## Written instruction
Copy out all of the material, matching it word for word.

..........

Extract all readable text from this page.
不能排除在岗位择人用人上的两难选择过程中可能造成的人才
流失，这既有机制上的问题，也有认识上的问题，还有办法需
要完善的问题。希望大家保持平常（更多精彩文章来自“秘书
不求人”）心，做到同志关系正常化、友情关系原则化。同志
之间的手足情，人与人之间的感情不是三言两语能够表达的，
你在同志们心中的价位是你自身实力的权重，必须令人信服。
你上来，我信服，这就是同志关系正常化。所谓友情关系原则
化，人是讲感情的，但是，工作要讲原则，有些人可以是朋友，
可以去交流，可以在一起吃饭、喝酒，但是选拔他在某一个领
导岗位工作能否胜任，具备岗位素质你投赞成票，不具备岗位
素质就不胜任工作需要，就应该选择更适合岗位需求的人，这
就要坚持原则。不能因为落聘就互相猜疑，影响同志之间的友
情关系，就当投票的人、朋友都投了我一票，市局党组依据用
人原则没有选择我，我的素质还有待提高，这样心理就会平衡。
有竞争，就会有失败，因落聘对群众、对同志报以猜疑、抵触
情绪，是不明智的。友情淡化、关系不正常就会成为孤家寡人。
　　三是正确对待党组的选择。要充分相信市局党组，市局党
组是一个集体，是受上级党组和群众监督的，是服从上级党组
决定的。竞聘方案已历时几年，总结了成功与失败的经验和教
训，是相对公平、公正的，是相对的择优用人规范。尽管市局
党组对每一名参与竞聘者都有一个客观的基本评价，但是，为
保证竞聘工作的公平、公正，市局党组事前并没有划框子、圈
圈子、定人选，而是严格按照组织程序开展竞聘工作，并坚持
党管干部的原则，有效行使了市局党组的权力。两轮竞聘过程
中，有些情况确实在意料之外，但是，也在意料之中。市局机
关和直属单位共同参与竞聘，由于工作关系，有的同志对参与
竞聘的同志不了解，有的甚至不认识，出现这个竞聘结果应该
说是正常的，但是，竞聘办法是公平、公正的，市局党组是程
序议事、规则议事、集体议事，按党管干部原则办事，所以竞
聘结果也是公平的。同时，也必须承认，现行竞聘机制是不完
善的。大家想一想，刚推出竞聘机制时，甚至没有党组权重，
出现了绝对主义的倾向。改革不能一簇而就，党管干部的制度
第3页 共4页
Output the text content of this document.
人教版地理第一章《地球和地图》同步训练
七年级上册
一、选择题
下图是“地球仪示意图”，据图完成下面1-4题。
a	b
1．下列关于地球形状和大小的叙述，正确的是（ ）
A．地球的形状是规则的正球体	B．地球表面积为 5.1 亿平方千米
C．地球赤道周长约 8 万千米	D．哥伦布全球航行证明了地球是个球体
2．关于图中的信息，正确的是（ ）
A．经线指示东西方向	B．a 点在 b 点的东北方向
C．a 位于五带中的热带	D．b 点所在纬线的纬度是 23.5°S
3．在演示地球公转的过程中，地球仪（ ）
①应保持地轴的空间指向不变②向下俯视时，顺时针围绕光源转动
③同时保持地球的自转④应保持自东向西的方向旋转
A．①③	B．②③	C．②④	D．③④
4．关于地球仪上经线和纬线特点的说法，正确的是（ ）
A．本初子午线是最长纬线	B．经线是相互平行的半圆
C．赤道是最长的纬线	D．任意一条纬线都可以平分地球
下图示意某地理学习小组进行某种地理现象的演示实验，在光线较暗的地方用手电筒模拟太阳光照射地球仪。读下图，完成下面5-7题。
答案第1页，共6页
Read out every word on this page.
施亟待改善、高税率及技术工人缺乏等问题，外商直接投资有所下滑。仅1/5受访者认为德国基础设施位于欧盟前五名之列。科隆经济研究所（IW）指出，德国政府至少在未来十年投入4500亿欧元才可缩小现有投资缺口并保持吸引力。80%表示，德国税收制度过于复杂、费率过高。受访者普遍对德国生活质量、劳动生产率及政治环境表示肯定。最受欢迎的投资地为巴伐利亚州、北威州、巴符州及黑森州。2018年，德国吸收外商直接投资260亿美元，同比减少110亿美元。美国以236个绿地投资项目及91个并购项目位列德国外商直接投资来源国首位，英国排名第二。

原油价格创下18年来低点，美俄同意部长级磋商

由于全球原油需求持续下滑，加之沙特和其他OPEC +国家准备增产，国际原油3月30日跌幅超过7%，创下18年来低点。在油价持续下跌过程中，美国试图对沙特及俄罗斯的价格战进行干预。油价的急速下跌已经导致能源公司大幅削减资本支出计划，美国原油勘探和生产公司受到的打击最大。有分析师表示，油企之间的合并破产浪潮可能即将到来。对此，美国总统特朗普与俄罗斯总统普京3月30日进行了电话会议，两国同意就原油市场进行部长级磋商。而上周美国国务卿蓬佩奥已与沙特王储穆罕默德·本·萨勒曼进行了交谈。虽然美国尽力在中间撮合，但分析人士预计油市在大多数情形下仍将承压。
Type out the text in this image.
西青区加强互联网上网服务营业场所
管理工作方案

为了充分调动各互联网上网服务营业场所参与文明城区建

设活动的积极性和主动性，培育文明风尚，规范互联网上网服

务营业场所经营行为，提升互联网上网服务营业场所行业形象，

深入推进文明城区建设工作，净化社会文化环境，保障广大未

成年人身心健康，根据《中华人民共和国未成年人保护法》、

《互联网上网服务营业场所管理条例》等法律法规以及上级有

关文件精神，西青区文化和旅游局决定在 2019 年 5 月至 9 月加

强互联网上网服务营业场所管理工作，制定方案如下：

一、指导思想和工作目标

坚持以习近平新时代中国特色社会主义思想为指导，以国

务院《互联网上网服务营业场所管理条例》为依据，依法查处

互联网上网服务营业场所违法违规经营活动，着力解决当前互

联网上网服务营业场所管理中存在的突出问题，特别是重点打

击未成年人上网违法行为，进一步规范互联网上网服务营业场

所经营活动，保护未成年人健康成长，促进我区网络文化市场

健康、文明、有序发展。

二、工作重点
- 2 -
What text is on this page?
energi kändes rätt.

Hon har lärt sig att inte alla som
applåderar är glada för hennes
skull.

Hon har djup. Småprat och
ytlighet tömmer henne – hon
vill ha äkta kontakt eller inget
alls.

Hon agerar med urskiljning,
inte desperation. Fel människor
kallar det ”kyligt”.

..........

## Answer to the problem
Extract all readable text from this page.
不能排除在岗位择人用人上的两难选择过程中可能造成的人才
流失，这既有机制上的问题，也有认识上的问题，还有办法需
要完善的问题。希望大家保持平常（更多精彩文章来自“秘书
不求人”）心，做到同志关系正常化、友情关系原则化。同志
之间的手足情，人与人之间的感情不是三言两语能够表达的，
你在同志们心中的价位是你自身实力的权重，必须令人信服。
你上来，我信服，这就是同志关系正常化。所谓友情关系原则
化，人是讲感情的，但是，工作要讲原则，有些人可以是朋友，
可以去交流，可以在一起吃饭、喝酒，但是选拔他在某一个领
导岗位工作能否胜任，具备岗位素质你投赞成票，不具备岗位
素质就不胜任工作需要，就应该选择更适合岗位需求的人，这
就要坚持原则。不能因为落聘就互相猜疑，影响同志之间的友
情关系，就当投票的人、朋友都投了我一票，市局党组依据用
人原则没有选择我，我的素质还有待提高，这样心理就会平衡。
有竞争，就会有失败，因落聘对群众、对同志报以猜疑、抵触
情绪，是不明智的。友情淡化、关系不正常就会成为孤家寡人。
　　三是正确对待党组的选择。要充分相信市局党组，市局党
组是一个集体，是受上级党组和群众监督的，是服从上级党组
决定的。竞聘方案已历时几年，总结了成功与失败的经验和教
训，是相对公平、公正的，是相对的择优用人规范。尽管市局
党组对每一名参与竞聘者都有一个客观的基本评价，但是，为
保证竞聘工作的公平、公正，市局党组事前并没有划框子、圈
圈子、定人选，而是严格按照组织程序开展竞聘工作，并坚持
党管干部的原则，有效行使了市局党组的权力。两轮竞聘过程
中，有些情况确实在意料之外，但是，也在意料之中。市局机
关和直属单位共同参与竞聘，由于工作关系，有的同志对参与
竞聘的同志不了解，有的甚至不认识，出现这个竞聘结果应该
说是正常的，但是，竞聘办法是公平、公正的，市局党组是程
序议事、规则议事、集体议事，按党管干部原则办事，所以竞
聘结果也是公平的。同时，也必须承认，现行竞聘机制是不完
善的。大家想一想，刚推出竞聘机制时，甚至没有党组权重，
出现了绝对主义的倾向。改革不能一簇而就，党管干部的制度
第3页 共4页
Output the text content of this document.
人教版地理第一章《地球和地图》同步训练
七年级上册
一、选择题
下图是“地球仪示意图”，据图完成下面1-4题。
a	b
1．下列关于地球形状和大小的叙述，正确的是（ ）
A．地球的形状是规则的正球体	B．地球表面积为 5.1 亿平方千米
C．地球赤道周长约 8 万千米	D．哥伦布全球航行证明了地球是个球体
2．关于图中的信息，正确的是（ ）
A．经线指示东西方向	B．a 点在 b 点的东北方向
C．a 位于五带中的热带	D．b 点所在纬线的纬度是 23.5°S
3．在演示地球公转的过程中，地球仪（ ）
①应保持地轴的空间指向不变②向下俯视时，顺时针围绕光源转动
③同时保持地球的自转④应保持自东向西的方向旋转
A．①③	B．②③	C．②④	D．③④
4．关于地球仪上经线和纬线特点的说法，正确的是（ ）
A．本初子午线是最长纬线	B．经线是相互平行的半圆
C．赤道是最长的纬线	D．任意一条纬线都可以平分地球
下图示意某地理学习小组进行某种地理现象的演示实验，在光线较暗的地方用手电筒模拟太阳光照射地球仪。读下图，完成下面5-7题。
答案第1页，共6页
Read out every word on this page.
施亟待改善、高税率及技术工人缺乏等问题，外商直接投资有所下滑。仅1/5受访者认为德国基础设施位于欧盟前五名之列。科隆经济研究所（IW）指出，德国政府至少在未来十年投入4500亿欧元才可缩小现有投资缺口并保持吸引力。80%表示，德国税收制度过于复杂、费率过高。受访者普遍对德国生活质量、劳动生产率及政治环境表示肯定。最受欢迎的投资地为巴伐利亚州、北威州、巴符州及黑森州。2018年，德国吸收外商直接投资260亿美元，同比减少110亿美元。美国以236个绿地投资项目及91个并购项目位列德国外商直接投资来源国首位，英国排名第二。

原油价格创下18年来低点，美俄同意部长级磋商

由于全球原油需求持续下滑，加之沙特和其他OPEC +国家准备增产，国际原油3月30日跌幅超过7%，创下18年来低点。在油价持续下跌过程中，美国试图对沙特及俄罗斯的价格战进行干预。油价的急速下跌已经导致能源公司大幅削减资本支出计划，美国原油勘探和生产公司受到的打击最大。有分析师表示，油企之间的合并破产浪潮可能即将到来。对此，美国总统特朗普与俄罗斯总统普京3月30日进行了电话会议，两国同意就原油市场进行部长级磋商。而上周美国国务卿蓬佩奥已与沙特王储穆罕默德·本·萨勒曼进行了交谈。虽然美国尽力在中间撮合，但分析人士预计油市在大多数情形下仍将承压。
Type out the text in this image.
西青区加强互联网上网服务营业场所
管理工作方案

为了充分调动各互联网上网服务营业场所参与文明城区建

设活动的积极性和主动性，培育文明风尚，规范互联网上网服

务营业场所经营行为，提升互联网上网服务营业场所行业形象，

深入推进文明城区建设工作，净化社会文化环境，保障广大未

成年人身心健康，根据《中华人民共和国未成年人保护法》、

《互联网上网服务营业场所管理条例》等法律法规以及上级有

关文件精神，西青区文化和旅游局决定在 2019 年 5 月至 9 月加

强互联网上网服务营业场所管理工作，制定方案如下：

一、指导思想和工作目标

坚持以习近平新时代中国特色社会主义思想为指导，以国

务院《互联网上网服务营业场所管理条例》为依据，依法查处

互联网上网服务营业场所违法违规经营活动，着力解决当前互

联网上网服务营业场所管理中存在的突出问题，特别是重点打

击未成年人上网违法行为，进一步规范互联网上网服务营业场

所经营活动，保护未成年人健康成长，促进我区网络文化市场

健康、文明、有序发展。

二、工作重点
- 2 -
What text is on this page?
energi kändes rätt.

Hon har lärt sig att inte alla som
applåderar är glada för hennes
skull.

Hon har djup. Småprat och
ytlighet tömmer henne – hon
vill ha äkta kontakt eller inget
alls.

Hon agerar med urskiljning,
inte desperation. Fel människor
kallar det ”kyligt”.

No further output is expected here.